## ENTRIES SUPPLIED
* * * * *

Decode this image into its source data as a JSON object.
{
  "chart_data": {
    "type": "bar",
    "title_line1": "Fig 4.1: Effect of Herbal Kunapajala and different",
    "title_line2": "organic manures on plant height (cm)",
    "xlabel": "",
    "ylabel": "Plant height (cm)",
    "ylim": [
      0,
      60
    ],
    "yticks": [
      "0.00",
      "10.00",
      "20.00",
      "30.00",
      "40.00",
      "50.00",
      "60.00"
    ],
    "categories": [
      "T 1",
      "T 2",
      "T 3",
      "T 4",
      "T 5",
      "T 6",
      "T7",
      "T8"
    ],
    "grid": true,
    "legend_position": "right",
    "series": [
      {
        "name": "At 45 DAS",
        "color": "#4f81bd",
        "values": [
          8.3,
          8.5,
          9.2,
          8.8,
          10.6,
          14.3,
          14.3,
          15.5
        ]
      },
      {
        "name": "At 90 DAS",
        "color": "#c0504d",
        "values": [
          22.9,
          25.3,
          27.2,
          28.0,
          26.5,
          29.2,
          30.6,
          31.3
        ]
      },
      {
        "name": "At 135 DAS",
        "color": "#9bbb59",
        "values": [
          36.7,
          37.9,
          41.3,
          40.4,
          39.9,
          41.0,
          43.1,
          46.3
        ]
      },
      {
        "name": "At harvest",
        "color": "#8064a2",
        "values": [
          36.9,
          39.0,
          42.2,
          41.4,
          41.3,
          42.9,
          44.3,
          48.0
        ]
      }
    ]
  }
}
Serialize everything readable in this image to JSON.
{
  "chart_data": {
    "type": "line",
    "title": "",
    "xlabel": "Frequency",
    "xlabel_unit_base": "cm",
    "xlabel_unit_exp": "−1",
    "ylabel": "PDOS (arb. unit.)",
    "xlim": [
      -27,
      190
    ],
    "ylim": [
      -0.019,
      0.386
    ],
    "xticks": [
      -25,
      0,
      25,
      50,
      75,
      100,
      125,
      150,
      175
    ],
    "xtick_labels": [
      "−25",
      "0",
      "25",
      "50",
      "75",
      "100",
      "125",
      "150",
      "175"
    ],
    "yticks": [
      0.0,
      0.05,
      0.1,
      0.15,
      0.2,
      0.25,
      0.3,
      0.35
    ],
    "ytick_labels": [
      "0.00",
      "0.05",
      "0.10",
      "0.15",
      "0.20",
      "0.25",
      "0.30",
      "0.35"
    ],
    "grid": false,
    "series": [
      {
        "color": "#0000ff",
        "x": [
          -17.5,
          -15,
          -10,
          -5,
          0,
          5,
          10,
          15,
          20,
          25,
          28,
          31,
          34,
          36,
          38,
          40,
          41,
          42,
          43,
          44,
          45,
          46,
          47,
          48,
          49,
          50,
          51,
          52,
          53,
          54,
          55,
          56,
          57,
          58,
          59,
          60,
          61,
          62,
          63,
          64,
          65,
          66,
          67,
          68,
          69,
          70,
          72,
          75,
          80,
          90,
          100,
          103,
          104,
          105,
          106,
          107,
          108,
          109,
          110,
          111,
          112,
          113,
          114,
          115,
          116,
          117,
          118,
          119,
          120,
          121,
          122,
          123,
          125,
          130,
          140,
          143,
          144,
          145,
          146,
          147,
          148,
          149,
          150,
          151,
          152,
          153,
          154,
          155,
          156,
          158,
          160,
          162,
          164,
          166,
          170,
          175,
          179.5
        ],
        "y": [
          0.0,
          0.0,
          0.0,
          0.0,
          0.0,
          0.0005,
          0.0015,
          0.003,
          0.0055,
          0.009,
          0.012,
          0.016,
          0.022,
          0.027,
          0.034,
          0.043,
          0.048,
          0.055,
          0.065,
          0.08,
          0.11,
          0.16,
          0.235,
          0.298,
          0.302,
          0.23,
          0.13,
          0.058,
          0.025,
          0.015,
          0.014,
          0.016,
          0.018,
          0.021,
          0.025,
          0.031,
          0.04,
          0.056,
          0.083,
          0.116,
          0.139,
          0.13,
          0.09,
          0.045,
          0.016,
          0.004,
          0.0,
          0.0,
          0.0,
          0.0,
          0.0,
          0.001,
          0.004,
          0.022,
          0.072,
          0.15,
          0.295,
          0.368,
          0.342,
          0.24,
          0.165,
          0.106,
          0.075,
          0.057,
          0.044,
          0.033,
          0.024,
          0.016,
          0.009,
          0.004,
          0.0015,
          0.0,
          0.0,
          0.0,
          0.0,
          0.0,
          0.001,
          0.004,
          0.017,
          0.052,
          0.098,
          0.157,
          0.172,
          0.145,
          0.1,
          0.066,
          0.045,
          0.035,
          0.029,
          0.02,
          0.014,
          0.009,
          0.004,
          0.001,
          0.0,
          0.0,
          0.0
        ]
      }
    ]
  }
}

* * * * *

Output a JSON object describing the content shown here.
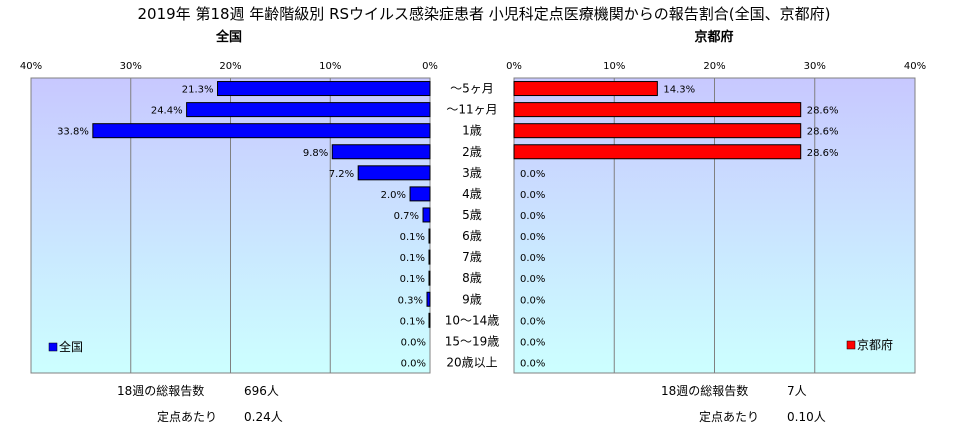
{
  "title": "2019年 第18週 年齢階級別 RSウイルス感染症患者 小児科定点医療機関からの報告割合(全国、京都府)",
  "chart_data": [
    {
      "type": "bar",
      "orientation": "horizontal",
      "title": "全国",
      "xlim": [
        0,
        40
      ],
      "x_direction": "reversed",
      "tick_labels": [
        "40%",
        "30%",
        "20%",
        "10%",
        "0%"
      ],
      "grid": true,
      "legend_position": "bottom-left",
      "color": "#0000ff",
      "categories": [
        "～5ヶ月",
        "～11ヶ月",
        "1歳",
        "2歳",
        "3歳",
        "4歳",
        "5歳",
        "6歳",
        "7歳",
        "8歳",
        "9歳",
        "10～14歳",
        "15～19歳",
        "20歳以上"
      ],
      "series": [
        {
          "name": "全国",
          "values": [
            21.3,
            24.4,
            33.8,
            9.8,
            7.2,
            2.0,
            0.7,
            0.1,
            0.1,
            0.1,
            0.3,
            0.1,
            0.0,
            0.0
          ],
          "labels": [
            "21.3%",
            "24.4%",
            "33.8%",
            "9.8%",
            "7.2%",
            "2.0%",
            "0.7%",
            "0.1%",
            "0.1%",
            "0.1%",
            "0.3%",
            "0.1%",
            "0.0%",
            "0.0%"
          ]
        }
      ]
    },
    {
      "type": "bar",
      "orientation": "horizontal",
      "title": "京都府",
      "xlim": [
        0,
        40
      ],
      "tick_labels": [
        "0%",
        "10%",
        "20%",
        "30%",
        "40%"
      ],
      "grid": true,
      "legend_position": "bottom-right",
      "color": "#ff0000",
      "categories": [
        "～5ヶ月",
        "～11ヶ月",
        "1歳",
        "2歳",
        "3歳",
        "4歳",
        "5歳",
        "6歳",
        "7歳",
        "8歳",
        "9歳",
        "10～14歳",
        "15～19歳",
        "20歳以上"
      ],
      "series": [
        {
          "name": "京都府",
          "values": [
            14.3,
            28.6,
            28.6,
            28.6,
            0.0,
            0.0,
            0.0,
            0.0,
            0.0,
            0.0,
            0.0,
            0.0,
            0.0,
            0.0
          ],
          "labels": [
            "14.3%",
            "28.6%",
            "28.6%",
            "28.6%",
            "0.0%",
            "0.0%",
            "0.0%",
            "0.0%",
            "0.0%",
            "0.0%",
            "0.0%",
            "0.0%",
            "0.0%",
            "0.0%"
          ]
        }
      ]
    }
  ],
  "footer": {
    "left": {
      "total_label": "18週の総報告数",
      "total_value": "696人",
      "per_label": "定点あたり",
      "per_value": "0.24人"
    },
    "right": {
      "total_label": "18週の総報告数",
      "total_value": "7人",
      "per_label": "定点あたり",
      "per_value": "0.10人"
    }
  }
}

* * * * *

## STATED GOAL
Using the listing above, say how many of its lines contain the string "color", giving nothing but the figure.

## EXERCISE ANSWER
7